[Records that describe figures]
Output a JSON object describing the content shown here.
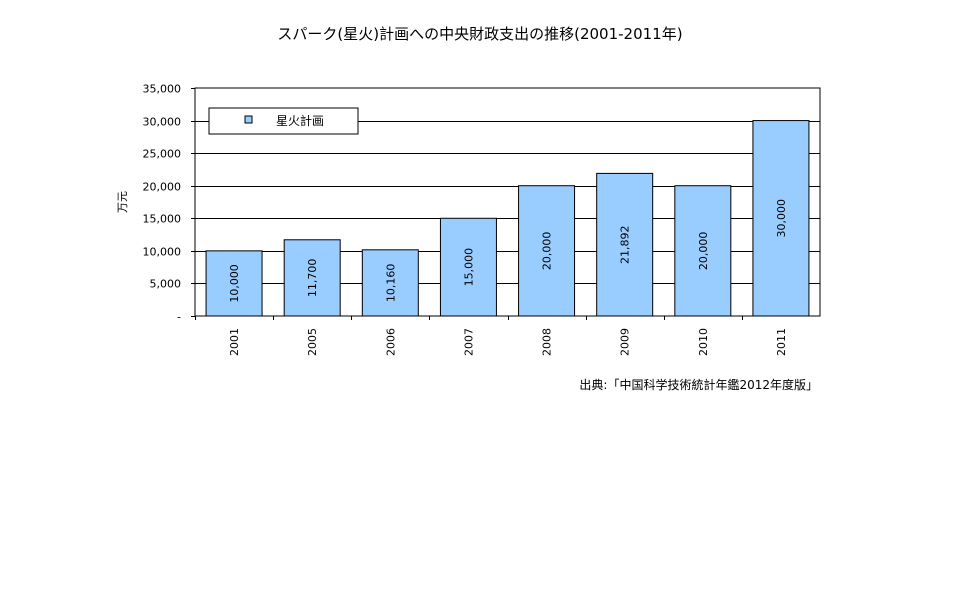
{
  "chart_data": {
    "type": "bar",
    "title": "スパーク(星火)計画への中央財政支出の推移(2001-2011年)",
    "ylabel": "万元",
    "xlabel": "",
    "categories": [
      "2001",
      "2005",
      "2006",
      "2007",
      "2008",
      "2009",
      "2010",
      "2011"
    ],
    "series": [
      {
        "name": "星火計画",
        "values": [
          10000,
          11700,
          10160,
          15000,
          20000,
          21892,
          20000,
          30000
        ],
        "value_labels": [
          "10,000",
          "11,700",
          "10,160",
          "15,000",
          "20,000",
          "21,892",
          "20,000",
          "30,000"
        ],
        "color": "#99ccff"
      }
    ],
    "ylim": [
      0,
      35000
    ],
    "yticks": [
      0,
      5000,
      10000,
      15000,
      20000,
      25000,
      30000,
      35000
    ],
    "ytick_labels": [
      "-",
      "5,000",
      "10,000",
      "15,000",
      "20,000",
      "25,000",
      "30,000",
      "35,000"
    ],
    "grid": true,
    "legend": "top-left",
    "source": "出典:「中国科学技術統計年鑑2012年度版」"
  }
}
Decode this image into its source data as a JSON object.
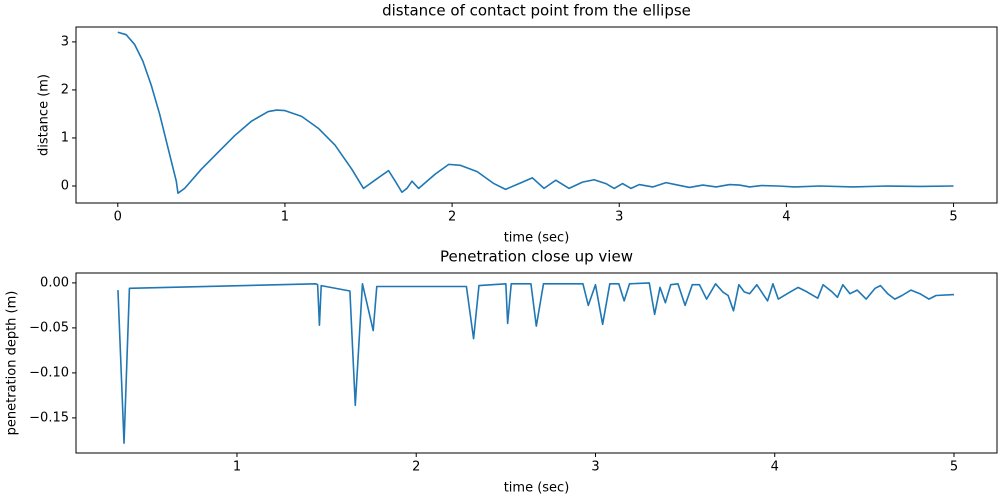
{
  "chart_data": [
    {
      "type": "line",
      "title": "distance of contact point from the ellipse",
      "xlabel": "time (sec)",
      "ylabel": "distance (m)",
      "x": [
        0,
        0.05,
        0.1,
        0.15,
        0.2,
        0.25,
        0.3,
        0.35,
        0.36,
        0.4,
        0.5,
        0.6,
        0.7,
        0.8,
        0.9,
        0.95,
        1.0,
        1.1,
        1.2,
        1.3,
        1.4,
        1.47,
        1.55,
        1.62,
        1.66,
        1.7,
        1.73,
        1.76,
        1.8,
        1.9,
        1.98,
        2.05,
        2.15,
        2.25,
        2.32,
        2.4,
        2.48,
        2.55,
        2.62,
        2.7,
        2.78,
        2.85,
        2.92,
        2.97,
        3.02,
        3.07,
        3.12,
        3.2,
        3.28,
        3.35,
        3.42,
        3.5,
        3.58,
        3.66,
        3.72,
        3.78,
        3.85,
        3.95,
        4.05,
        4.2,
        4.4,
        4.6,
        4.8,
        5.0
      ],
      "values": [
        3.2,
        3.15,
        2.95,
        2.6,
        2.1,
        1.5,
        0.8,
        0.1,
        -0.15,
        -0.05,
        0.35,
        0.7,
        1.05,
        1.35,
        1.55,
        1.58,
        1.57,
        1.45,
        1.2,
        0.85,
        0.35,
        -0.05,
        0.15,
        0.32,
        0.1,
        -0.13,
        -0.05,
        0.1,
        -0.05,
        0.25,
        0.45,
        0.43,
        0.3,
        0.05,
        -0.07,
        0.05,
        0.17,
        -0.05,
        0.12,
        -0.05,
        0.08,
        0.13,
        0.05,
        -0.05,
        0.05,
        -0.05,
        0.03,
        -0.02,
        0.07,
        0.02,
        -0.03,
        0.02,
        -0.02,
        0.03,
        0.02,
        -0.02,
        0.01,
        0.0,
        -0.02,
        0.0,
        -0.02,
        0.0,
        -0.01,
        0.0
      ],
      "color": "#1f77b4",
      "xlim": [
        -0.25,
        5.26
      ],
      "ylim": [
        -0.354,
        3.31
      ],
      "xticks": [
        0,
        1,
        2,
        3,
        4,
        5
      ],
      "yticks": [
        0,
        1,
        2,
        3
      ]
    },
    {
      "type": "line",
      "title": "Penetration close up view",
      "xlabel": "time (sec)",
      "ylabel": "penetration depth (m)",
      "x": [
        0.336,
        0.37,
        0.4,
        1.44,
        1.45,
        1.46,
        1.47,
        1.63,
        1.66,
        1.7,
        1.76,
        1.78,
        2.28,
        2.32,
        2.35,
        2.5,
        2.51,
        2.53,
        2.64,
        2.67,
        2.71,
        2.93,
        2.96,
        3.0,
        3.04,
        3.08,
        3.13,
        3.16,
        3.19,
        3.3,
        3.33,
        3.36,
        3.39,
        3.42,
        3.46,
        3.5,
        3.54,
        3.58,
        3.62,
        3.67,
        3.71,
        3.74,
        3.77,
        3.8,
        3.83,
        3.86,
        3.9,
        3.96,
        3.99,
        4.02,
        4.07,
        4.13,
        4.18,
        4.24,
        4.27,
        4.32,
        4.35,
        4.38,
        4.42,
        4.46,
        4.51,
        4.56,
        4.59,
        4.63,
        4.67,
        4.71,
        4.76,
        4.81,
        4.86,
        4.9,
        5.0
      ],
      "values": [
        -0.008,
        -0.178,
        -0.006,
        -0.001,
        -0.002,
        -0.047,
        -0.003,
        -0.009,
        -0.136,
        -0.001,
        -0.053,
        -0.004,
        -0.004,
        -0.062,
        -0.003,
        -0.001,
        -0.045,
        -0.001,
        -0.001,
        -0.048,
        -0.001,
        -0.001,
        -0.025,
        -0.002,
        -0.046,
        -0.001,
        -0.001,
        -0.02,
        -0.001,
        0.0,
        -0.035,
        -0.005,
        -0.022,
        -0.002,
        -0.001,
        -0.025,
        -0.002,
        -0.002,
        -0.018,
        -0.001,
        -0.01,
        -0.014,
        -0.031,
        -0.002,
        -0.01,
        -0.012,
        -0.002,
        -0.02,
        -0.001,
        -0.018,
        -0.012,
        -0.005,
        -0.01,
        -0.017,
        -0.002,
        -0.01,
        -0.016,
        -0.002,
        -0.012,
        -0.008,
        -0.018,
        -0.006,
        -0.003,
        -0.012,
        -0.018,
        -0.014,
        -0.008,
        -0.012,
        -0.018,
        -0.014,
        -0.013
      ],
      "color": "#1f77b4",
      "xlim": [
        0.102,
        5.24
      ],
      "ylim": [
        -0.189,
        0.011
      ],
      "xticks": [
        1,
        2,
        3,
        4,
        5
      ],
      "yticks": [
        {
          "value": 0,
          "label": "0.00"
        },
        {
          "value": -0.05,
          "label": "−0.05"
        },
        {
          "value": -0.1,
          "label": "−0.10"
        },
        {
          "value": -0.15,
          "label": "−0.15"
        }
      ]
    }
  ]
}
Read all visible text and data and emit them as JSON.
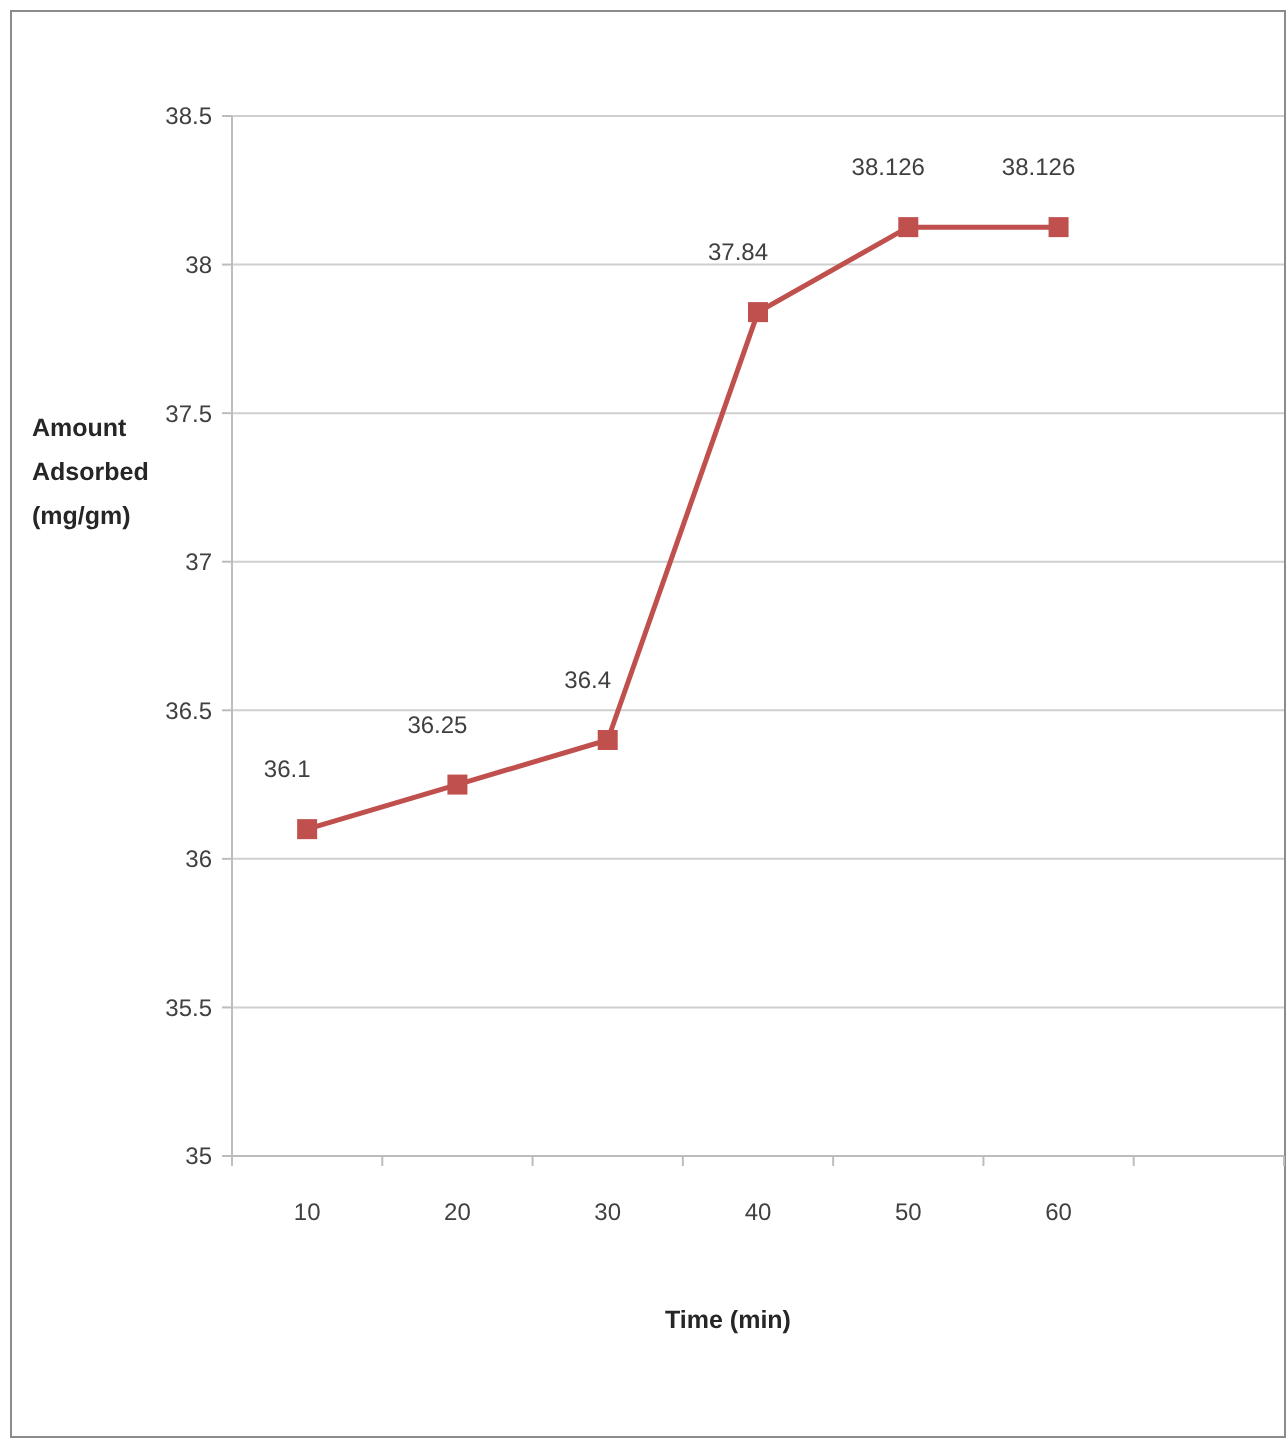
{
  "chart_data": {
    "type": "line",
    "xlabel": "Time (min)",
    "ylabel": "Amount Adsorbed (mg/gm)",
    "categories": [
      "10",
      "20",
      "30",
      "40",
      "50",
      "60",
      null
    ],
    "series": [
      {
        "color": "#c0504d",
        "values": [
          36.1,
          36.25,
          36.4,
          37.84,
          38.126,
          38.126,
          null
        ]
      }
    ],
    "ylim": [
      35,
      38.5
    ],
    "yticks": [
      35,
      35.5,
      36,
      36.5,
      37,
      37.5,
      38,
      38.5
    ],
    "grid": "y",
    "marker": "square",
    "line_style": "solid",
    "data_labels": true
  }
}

> _Work instructions_: Make a word-for-word copy of the entries, without any pictures.

> _Written answer_:
Output a JSON object describing the content shown here.
{
  "chart_data": {
    "type": "bar",
    "title": "スパーク(星火)計画への中央財政支出の推移(2001-2011年)",
    "ylabel": "万元",
    "xlabel": "",
    "categories": [
      "2001",
      "2005",
      "2006",
      "2007",
      "2008",
      "2009",
      "2010",
      "2011"
    ],
    "series": [
      {
        "name": "星火計画",
        "values": [
          10000,
          11700,
          10160,
          15000,
          20000,
          21892,
          20000,
          30000
        ],
        "value_labels": [
          "10,000",
          "11,700",
          "10,160",
          "15,000",
          "20,000",
          "21,892",
          "20,000",
          "30,000"
        ],
        "color": "#99ccff"
      }
    ],
    "ylim": [
      0,
      35000
    ],
    "yticks": [
      0,
      5000,
      10000,
      15000,
      20000,
      25000,
      30000,
      35000
    ],
    "ytick_labels": [
      "-",
      "5,000",
      "10,000",
      "15,000",
      "20,000",
      "25,000",
      "30,000",
      "35,000"
    ],
    "grid": true,
    "legend": "top-left",
    "source": "出典:「中国科学技術統計年鑑2012年度版」"
  }
}
Decode this image into its source data as a JSON object.
{
  "chart_data": [
    {
      "type": "line",
      "title": "distance of contact point from the ellipse",
      "xlabel": "time (sec)",
      "ylabel": "distance (m)",
      "x": [
        0,
        0.05,
        0.1,
        0.15,
        0.2,
        0.25,
        0.3,
        0.35,
        0.36,
        0.4,
        0.5,
        0.6,
        0.7,
        0.8,
        0.9,
        0.95,
        1.0,
        1.1,
        1.2,
        1.3,
        1.4,
        1.47,
        1.55,
        1.62,
        1.66,
        1.7,
        1.73,
        1.76,
        1.8,
        1.9,
        1.98,
        2.05,
        2.15,
        2.25,
        2.32,
        2.4,
        2.48,
        2.55,
        2.62,
        2.7,
        2.78,
        2.85,
        2.92,
        2.97,
        3.02,
        3.07,
        3.12,
        3.2,
        3.28,
        3.35,
        3.42,
        3.5,
        3.58,
        3.66,
        3.72,
        3.78,
        3.85,
        3.95,
        4.05,
        4.2,
        4.4,
        4.6,
        4.8,
        5.0
      ],
      "values": [
        3.2,
        3.15,
        2.95,
        2.6,
        2.1,
        1.5,
        0.8,
        0.1,
        -0.15,
        -0.05,
        0.35,
        0.7,
        1.05,
        1.35,
        1.55,
        1.58,
        1.57,
        1.45,
        1.2,
        0.85,
        0.35,
        -0.05,
        0.15,
        0.32,
        0.1,
        -0.13,
        -0.05,
        0.1,
        -0.05,
        0.25,
        0.45,
        0.43,
        0.3,
        0.05,
        -0.07,
        0.05,
        0.17,
        -0.05,
        0.12,
        -0.05,
        0.08,
        0.13,
        0.05,
        -0.05,
        0.05,
        -0.05,
        0.03,
        -0.02,
        0.07,
        0.02,
        -0.03,
        0.02,
        -0.02,
        0.03,
        0.02,
        -0.02,
        0.01,
        0.0,
        -0.02,
        0.0,
        -0.02,
        0.0,
        -0.01,
        0.0
      ],
      "color": "#1f77b4",
      "xlim": [
        -0.25,
        5.26
      ],
      "ylim": [
        -0.354,
        3.31
      ],
      "xticks": [
        0,
        1,
        2,
        3,
        4,
        5
      ],
      "yticks": [
        0,
        1,
        2,
        3
      ]
    },
    {
      "type": "line",
      "title": "Penetration close up view",
      "xlabel": "time (sec)",
      "ylabel": "penetration depth (m)",
      "x": [
        0.336,
        0.37,
        0.4,
        1.44,
        1.45,
        1.46,
        1.47,
        1.63,
        1.66,
        1.7,
        1.76,
        1.78,
        2.28,
        2.32,
        2.35,
        2.5,
        2.51,
        2.53,
        2.64,
        2.67,
        2.71,
        2.93,
        2.96,
        3.0,
        3.04,
        3.08,
        3.13,
        3.16,
        3.19,
        3.3,
        3.33,
        3.36,
        3.39,
        3.42,
        3.46,
        3.5,
        3.54,
        3.58,
        3.62,
        3.67,
        3.71,
        3.74,
        3.77,
        3.8,
        3.83,
        3.86,
        3.9,
        3.96,
        3.99,
        4.02,
        4.07,
        4.13,
        4.18,
        4.24,
        4.27,
        4.32,
        4.35,
        4.38,
        4.42,
        4.46,
        4.51,
        4.56,
        4.59,
        4.63,
        4.67,
        4.71,
        4.76,
        4.81,
        4.86,
        4.9,
        5.0
      ],
      "values": [
        -0.008,
        -0.178,
        -0.006,
        -0.001,
        -0.002,
        -0.047,
        -0.003,
        -0.009,
        -0.136,
        -0.001,
        -0.053,
        -0.004,
        -0.004,
        -0.062,
        -0.003,
        -0.001,
        -0.045,
        -0.001,
        -0.001,
        -0.048,
        -0.001,
        -0.001,
        -0.025,
        -0.002,
        -0.046,
        -0.001,
        -0.001,
        -0.02,
        -0.001,
        0.0,
        -0.035,
        -0.005,
        -0.022,
        -0.002,
        -0.001,
        -0.025,
        -0.002,
        -0.002,
        -0.018,
        -0.001,
        -0.01,
        -0.014,
        -0.031,
        -0.002,
        -0.01,
        -0.012,
        -0.002,
        -0.02,
        -0.001,
        -0.018,
        -0.012,
        -0.005,
        -0.01,
        -0.017,
        -0.002,
        -0.01,
        -0.016,
        -0.002,
        -0.012,
        -0.008,
        -0.018,
        -0.006,
        -0.003,
        -0.012,
        -0.018,
        -0.014,
        -0.008,
        -0.012,
        -0.018,
        -0.014,
        -0.013
      ],
      "color": "#1f77b4",
      "xlim": [
        0.102,
        5.24
      ],
      "ylim": [
        -0.189,
        0.011
      ],
      "xticks": [
        1,
        2,
        3,
        4,
        5
      ],
      "yticks": [
        {
          "value": 0,
          "label": "0.00"
        },
        {
          "value": -0.05,
          "label": "−0.05"
        },
        {
          "value": -0.1,
          "label": "−0.10"
        },
        {
          "value": -0.15,
          "label": "−0.15"
        }
      ]
    }
  ]
}
Read all visible text and data and emit them as JSON.
{
  "chart_data": {
    "type": "line",
    "xlabel": "Time (min)",
    "ylabel": "Amount Adsorbed (mg/gm)",
    "categories": [
      "10",
      "20",
      "30",
      "40",
      "50",
      "60",
      null
    ],
    "series": [
      {
        "color": "#c0504d",
        "values": [
          36.1,
          36.25,
          36.4,
          37.84,
          38.126,
          38.126,
          null
        ]
      }
    ],
    "ylim": [
      35,
      38.5
    ],
    "yticks": [
      35,
      35.5,
      36,
      36.5,
      37,
      37.5,
      38,
      38.5
    ],
    "grid": "y",
    "marker": "square",
    "line_style": "solid",
    "data_labels": true
  }
}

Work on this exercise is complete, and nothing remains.